Exercise requirements —
Copy every entry exactly.

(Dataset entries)
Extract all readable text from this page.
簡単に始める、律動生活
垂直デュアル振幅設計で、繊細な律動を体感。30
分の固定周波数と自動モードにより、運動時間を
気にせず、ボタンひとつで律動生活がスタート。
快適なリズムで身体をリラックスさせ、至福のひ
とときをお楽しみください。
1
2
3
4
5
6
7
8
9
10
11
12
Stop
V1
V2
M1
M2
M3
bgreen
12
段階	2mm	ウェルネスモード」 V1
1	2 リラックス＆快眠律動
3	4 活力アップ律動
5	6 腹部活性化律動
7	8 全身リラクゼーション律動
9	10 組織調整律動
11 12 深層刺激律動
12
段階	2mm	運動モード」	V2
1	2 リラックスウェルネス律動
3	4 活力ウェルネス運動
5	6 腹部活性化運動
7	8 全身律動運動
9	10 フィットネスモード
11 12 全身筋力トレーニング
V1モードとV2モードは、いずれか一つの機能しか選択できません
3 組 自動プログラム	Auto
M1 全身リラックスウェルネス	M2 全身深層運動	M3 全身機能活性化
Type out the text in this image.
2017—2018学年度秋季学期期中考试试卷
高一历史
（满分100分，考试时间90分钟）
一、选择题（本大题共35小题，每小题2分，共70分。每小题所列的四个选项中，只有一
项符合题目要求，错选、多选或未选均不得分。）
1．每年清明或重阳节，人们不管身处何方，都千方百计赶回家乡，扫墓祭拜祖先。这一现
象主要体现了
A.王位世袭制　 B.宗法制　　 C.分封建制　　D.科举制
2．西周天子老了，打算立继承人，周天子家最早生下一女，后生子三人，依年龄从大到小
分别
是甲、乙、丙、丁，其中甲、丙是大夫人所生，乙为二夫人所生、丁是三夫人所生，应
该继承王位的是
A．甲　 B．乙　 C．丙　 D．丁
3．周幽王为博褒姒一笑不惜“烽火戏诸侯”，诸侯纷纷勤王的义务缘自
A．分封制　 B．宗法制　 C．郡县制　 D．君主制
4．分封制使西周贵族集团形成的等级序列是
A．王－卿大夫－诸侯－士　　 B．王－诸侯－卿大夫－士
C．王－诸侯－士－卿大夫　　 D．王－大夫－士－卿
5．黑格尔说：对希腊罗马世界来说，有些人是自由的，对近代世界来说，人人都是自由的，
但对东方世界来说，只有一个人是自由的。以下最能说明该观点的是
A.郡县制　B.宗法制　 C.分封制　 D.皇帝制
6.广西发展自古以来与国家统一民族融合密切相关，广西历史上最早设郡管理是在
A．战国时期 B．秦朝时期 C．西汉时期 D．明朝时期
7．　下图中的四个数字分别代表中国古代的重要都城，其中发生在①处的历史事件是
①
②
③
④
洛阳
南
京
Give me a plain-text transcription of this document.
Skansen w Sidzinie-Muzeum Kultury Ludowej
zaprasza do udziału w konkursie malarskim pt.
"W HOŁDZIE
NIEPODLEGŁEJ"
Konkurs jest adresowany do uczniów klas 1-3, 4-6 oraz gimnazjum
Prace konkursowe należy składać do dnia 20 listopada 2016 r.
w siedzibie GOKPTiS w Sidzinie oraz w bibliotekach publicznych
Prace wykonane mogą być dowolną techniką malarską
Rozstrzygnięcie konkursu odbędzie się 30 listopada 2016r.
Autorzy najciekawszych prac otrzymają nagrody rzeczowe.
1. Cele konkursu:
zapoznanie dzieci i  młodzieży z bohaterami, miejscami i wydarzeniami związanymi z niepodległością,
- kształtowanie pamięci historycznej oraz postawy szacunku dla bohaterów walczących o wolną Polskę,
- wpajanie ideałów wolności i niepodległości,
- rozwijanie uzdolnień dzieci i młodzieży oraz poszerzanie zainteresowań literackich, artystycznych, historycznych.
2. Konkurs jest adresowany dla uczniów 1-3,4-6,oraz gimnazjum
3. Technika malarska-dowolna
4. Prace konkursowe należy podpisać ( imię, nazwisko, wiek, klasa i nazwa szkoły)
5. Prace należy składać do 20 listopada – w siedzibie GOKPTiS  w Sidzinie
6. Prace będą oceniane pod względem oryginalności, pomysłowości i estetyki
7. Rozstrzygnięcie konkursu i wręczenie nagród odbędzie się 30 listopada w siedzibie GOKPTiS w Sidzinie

Output for this exercise —
Extract all readable text from this page.
簡単に始める、律動生活
垂直デュアル振幅設計で、繊細な律動を体感。30
分の固定周波数と自動モードにより、運動時間を
気にせず、ボタンひとつで律動生活がスタート。
快適なリズムで身体をリラックスさせ、至福のひ
とときをお楽しみください。
1
2
3
4
5
6
7
8
9
10
11
12
Stop
V1
V2
M1
M2
M3
bgreen
12
段階	2mm	ウェルネスモード」 V1
1	2 リラックス＆快眠律動
3	4 活力アップ律動
5	6 腹部活性化律動
7	8 全身リラクゼーション律動
9	10 組織調整律動
11 12 深層刺激律動
12
段階	2mm	運動モード」	V2
1	2 リラックスウェルネス律動
3	4 活力ウェルネス運動
5	6 腹部活性化運動
7	8 全身律動運動
9	10 フィットネスモード
11 12 全身筋力トレーニング
V1モードとV2モードは、いずれか一つの機能しか選択できません
3 組 自動プログラム	Auto
M1 全身リラックスウェルネス	M2 全身深層運動	M3 全身機能活性化
Type out the text in this image.
2017—2018学年度秋季学期期中考试试卷
高一历史
（满分100分，考试时间90分钟）
一、选择题（本大题共35小题，每小题2分，共70分。每小题所列的四个选项中，只有一
项符合题目要求，错选、多选或未选均不得分。）
1．每年清明或重阳节，人们不管身处何方，都千方百计赶回家乡，扫墓祭拜祖先。这一现
象主要体现了
A.王位世袭制　 B.宗法制　　 C.分封建制　　D.科举制
2．西周天子老了，打算立继承人，周天子家最早生下一女，后生子三人，依年龄从大到小
分别
是甲、乙、丙、丁，其中甲、丙是大夫人所生，乙为二夫人所生、丁是三夫人所生，应
该继承王位的是
A．甲　 B．乙　 C．丙　 D．丁
3．周幽王为博褒姒一笑不惜“烽火戏诸侯”，诸侯纷纷勤王的义务缘自
A．分封制　 B．宗法制　 C．郡县制　 D．君主制
4．分封制使西周贵族集团形成的等级序列是
A．王－卿大夫－诸侯－士　　 B．王－诸侯－卿大夫－士
C．王－诸侯－士－卿大夫　　 D．王－大夫－士－卿
5．黑格尔说：对希腊罗马世界来说，有些人是自由的，对近代世界来说，人人都是自由的，
但对东方世界来说，只有一个人是自由的。以下最能说明该观点的是
A.郡县制　B.宗法制　 C.分封制　 D.皇帝制
6.广西发展自古以来与国家统一民族融合密切相关，广西历史上最早设郡管理是在
A．战国时期 B．秦朝时期 C．西汉时期 D．明朝时期
7．　下图中的四个数字分别代表中国古代的重要都城，其中发生在①处的历史事件是
①
②
③
④
洛阳
南
京
Give me a plain-text transcription of this document.
Skansen w Sidzinie-Muzeum Kultury Ludowej
zaprasza do udziału w konkursie malarskim pt.
"W HOŁDZIE
NIEPODLEGŁEJ"
Konkurs jest adresowany do uczniów klas 1-3, 4-6 oraz gimnazjum
Prace konkursowe należy składać do dnia 20 listopada 2016 r.
w siedzibie GOKPTiS w Sidzinie oraz w bibliotekach publicznych
Prace wykonane mogą być dowolną techniką malarską
Rozstrzygnięcie konkursu odbędzie się 30 listopada 2016r.
Autorzy najciekawszych prac otrzymają nagrody rzeczowe.
1. Cele konkursu:
zapoznanie dzieci i  młodzieży z bohaterami, miejscami i wydarzeniami związanymi z niepodległością,
- kształtowanie pamięci historycznej oraz postawy szacunku dla bohaterów walczących o wolną Polskę,
- wpajanie ideałów wolności i niepodległości,
- rozwijanie uzdolnień dzieci i młodzieży oraz poszerzanie zainteresowań literackich, artystycznych, historycznych.
2. Konkurs jest adresowany dla uczniów 1-3,4-6,oraz gimnazjum
3. Technika malarska-dowolna
4. Prace konkursowe należy podpisać ( imię, nazwisko, wiek, klasa i nazwa szkoły)
5. Prace należy składać do 20 listopada – w siedzibie GOKPTiS  w Sidzinie
6. Prace będą oceniane pod względem oryginalności, pomysłowości i estetyki
7. Rozstrzygnięcie konkursu i wręczenie nagród odbędzie się 30 listopada w siedzibie GOKPTiS w Sidzinie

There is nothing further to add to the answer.